**Aim:** Go through the records and copy each line where the word "的多模态能力" occurs.

**Stored data entries:**
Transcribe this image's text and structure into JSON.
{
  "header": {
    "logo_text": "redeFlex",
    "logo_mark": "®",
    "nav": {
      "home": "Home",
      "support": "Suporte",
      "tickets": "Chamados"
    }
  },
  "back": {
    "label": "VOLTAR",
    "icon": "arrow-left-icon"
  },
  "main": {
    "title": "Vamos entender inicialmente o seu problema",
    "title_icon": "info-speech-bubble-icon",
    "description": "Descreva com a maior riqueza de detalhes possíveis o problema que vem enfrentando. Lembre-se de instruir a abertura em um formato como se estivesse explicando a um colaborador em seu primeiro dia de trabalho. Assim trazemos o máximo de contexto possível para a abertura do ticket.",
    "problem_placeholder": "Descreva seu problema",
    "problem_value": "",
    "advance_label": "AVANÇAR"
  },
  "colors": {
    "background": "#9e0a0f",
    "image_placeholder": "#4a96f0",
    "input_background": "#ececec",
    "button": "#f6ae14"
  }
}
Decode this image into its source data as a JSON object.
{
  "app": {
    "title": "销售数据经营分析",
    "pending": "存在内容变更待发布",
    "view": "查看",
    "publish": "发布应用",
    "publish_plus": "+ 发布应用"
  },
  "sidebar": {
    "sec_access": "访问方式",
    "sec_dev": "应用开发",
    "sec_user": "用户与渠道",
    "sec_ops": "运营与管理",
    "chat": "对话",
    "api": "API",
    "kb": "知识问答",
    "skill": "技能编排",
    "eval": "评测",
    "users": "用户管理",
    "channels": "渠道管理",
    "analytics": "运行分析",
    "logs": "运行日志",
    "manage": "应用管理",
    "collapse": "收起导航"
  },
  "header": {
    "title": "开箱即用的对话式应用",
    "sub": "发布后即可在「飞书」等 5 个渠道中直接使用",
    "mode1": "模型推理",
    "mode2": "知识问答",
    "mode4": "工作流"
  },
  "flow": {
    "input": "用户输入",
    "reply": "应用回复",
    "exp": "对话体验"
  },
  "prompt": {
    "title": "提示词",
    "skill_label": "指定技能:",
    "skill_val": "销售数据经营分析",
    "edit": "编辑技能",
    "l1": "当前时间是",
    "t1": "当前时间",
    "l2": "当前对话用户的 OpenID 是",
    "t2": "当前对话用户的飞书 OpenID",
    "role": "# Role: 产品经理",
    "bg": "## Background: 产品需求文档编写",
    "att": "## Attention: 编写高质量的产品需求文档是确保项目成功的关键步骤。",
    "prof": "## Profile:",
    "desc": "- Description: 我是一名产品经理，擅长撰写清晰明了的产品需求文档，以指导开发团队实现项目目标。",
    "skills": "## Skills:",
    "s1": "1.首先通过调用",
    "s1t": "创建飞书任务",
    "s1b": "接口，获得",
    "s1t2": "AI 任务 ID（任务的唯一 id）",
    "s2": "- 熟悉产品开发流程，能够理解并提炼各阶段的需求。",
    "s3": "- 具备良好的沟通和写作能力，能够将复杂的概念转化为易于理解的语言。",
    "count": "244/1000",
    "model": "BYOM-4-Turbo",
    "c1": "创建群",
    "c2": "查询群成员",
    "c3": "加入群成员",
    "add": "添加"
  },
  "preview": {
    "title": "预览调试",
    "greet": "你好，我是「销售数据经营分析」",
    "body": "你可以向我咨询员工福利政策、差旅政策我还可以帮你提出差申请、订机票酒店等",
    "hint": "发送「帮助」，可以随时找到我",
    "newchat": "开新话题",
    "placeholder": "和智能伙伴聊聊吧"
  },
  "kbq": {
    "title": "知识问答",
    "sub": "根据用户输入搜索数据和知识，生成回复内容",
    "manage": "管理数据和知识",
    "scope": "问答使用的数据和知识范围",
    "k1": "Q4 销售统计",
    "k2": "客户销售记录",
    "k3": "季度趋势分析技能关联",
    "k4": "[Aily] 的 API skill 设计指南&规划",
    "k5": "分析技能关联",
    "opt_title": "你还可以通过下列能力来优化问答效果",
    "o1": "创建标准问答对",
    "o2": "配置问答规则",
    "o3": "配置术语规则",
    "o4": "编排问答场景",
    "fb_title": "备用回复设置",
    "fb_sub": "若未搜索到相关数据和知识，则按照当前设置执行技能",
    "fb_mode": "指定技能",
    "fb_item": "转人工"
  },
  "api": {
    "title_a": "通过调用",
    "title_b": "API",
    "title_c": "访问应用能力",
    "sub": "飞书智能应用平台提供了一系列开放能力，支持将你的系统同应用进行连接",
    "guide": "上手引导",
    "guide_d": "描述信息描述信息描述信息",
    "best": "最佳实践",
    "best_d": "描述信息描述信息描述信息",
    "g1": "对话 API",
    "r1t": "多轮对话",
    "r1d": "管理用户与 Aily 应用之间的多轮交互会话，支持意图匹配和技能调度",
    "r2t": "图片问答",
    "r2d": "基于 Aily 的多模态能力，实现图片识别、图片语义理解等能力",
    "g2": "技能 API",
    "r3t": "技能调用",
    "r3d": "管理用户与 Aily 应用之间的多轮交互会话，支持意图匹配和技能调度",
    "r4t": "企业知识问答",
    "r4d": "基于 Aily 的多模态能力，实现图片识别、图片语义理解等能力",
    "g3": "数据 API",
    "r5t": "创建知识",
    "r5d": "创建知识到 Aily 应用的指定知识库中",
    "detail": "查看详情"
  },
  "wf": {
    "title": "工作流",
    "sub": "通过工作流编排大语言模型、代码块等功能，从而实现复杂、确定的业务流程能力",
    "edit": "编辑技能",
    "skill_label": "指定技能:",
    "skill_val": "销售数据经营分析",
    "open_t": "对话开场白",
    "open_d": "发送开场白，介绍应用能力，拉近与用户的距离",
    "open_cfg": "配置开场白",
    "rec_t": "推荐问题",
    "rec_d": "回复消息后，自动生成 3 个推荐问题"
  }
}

**Worked answer:**
    "r2d": "基于 Aily 的多模态能力，实现图片识别、图片语义理解等能力",
    "r4d": "基于 Aily 的多模态能力，实现图片识别、图片语义理解等能力",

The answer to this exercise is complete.